Transcribe all the entries word for word, skipping the pictures.
○ ○ ○
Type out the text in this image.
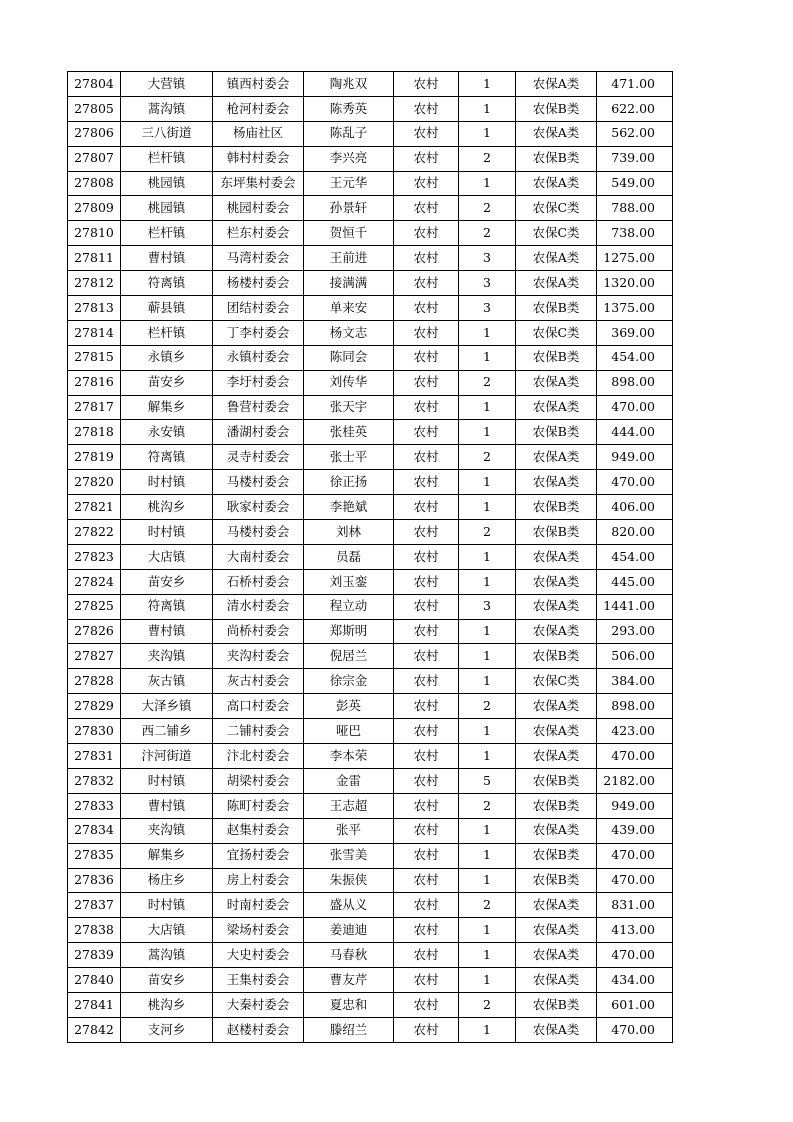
27804	大营镇	镇西村委会	陶兆双	农村	1	农保A类	471.00
27805	蒿沟镇	枪河村委会	陈秀英	农村	1	农保B类	622.00
27806	三八街道	杨庙社区	陈乱子	农村	1	农保A类	562.00
27807	栏杆镇	韩村村委会	李兴亮	农村	2	农保B类	739.00
27808	桃园镇	东坪集村委会	王元华	农村	1	农保A类	549.00
27809	桃园镇	桃园村委会	孙景轩	农村	2	农保C类	788.00
27810	栏杆镇	栏东村委会	贺恒千	农村	2	农保C类	738.00
27811	曹村镇	马湾村委会	王前进	农村	3	农保A类	1275.00
27812	符离镇	杨楼村委会	接满满	农村	3	农保A类	1320.00
27813	蕲县镇	团结村委会	单来安	农村	3	农保B类	1375.00
27814	栏杆镇	丁李村委会	杨文志	农村	1	农保C类	369.00
27815	永镇乡	永镇村委会	陈同会	农村	1	农保B类	454.00
27816	苗安乡	李圩村委会	刘传华	农村	2	农保A类	898.00
27817	解集乡	鲁营村委会	张天宇	农村	1	农保A类	470.00
27818	永安镇	潘湖村委会	张桂英	农村	1	农保B类	444.00
27819	符离镇	灵寺村委会	张士平	农村	2	农保A类	949.00
27820	时村镇	马楼村委会	徐正扬	农村	1	农保A类	470.00
27821	桃沟乡	耿家村委会	李艳斌	农村	1	农保B类	406.00
27822	时村镇	马楼村委会	刘林	农村	2	农保B类	820.00
27823	大店镇	大南村委会	员磊	农村	1	农保A类	454.00
27824	苗安乡	石桥村委会	刘玉銮	农村	1	农保A类	445.00
27825	符离镇	清水村委会	程立动	农村	3	农保A类	1441.00
27826	曹村镇	尚桥村委会	郑斯明	农村	1	农保A类	293.00
27827	夹沟镇	夹沟村委会	倪居兰	农村	1	农保B类	506.00
27828	灰古镇	灰古村委会	徐宗金	农村	1	农保C类	384.00
27829	大泽乡镇	高口村委会	彭英	农村	2	农保A类	898.00
27830	西二铺乡	二铺村委会	哑巴	农村	1	农保A类	423.00
27831	汴河街道	汴北村委会	李本荣	农村	1	农保A类	470.00
27832	时村镇	胡梁村委会	金雷	农村	5	农保B类	2182.00
27833	曹村镇	陈町村委会	王志超	农村	2	农保B类	949.00
27834	夹沟镇	赵集村委会	张平	农村	1	农保A类	439.00
27835	解集乡	宜扬村委会	张雪美	农村	1	农保B类	470.00
27836	杨庄乡	房上村委会	朱振侠	农村	1	农保B类	470.00
27837	时村镇	时南村委会	盛从义	农村	2	农保A类	831.00
27838	大店镇	梁场村委会	姜迪迪	农村	1	农保A类	413.00
27839	蒿沟镇	大史村委会	马春秋	农村	1	农保A类	470.00
27840	苗安乡	王集村委会	曹友芹	农村	1	农保A类	434.00
27841	桃沟乡	大秦村委会	夏忠和	农村	2	农保B类	601.00
27842	支河乡	赵楼村委会	滕绍兰	农村	1	农保A类	470.00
○ ○ ○
## Written response
Type out the text in this image.
27804	大营镇	镇西村委会	陶兆双	农村	1	农保A类	471.00
27805	蒿沟镇	枪河村委会	陈秀英	农村	1	农保B类	622.00
27806	三八街道	杨庙社区	陈乱子	农村	1	农保A类	562.00
27807	栏杆镇	韩村村委会	李兴亮	农村	2	农保B类	739.00
27808	桃园镇	东坪集村委会	王元华	农村	1	农保A类	549.00
27809	桃园镇	桃园村委会	孙景轩	农村	2	农保C类	788.00
27810	栏杆镇	栏东村委会	贺恒千	农村	2	农保C类	738.00
27811	曹村镇	马湾村委会	王前进	农村	3	农保A类	1275.00
27812	符离镇	杨楼村委会	接满满	农村	3	农保A类	1320.00
27813	蕲县镇	团结村委会	单来安	农村	3	农保B类	1375.00
27814	栏杆镇	丁李村委会	杨文志	农村	1	农保C类	369.00
27815	永镇乡	永镇村委会	陈同会	农村	1	农保B类	454.00
27816	苗安乡	李圩村委会	刘传华	农村	2	农保A类	898.00
27817	解集乡	鲁营村委会	张天宇	农村	1	农保A类	470.00
27818	永安镇	潘湖村委会	张桂英	农村	1	农保B类	444.00
27819	符离镇	灵寺村委会	张士平	农村	2	农保A类	949.00
27820	时村镇	马楼村委会	徐正扬	农村	1	农保A类	470.00
27821	桃沟乡	耿家村委会	李艳斌	农村	1	农保B类	406.00
27822	时村镇	马楼村委会	刘林	农村	2	农保B类	820.00
27823	大店镇	大南村委会	员磊	农村	1	农保A类	454.00
27824	苗安乡	石桥村委会	刘玉銮	农村	1	农保A类	445.00
27825	符离镇	清水村委会	程立动	农村	3	农保A类	1441.00
27826	曹村镇	尚桥村委会	郑斯明	农村	1	农保A类	293.00
27827	夹沟镇	夹沟村委会	倪居兰	农村	1	农保B类	506.00
27828	灰古镇	灰古村委会	徐宗金	农村	1	农保C类	384.00
27829	大泽乡镇	高口村委会	彭英	农村	2	农保A类	898.00
27830	西二铺乡	二铺村委会	哑巴	农村	1	农保A类	423.00
27831	汴河街道	汴北村委会	李本荣	农村	1	农保A类	470.00
27832	时村镇	胡梁村委会	金雷	农村	5	农保B类	2182.00
27833	曹村镇	陈町村委会	王志超	农村	2	农保B类	949.00
27834	夹沟镇	赵集村委会	张平	农村	1	农保A类	439.00
27835	解集乡	宜扬村委会	张雪美	农村	1	农保B类	470.00
27836	杨庄乡	房上村委会	朱振侠	农村	1	农保B类	470.00
27837	时村镇	时南村委会	盛从义	农村	2	农保A类	831.00
27838	大店镇	梁场村委会	姜迪迪	农村	1	农保A类	413.00
27839	蒿沟镇	大史村委会	马春秋	农村	1	农保A类	470.00
27840	苗安乡	王集村委会	曹友芹	农村	1	农保A类	434.00
27841	桃沟乡	大秦村委会	夏忠和	农村	2	农保B类	601.00
27842	支河乡	赵楼村委会	滕绍兰	农村	1	农保A类	470.00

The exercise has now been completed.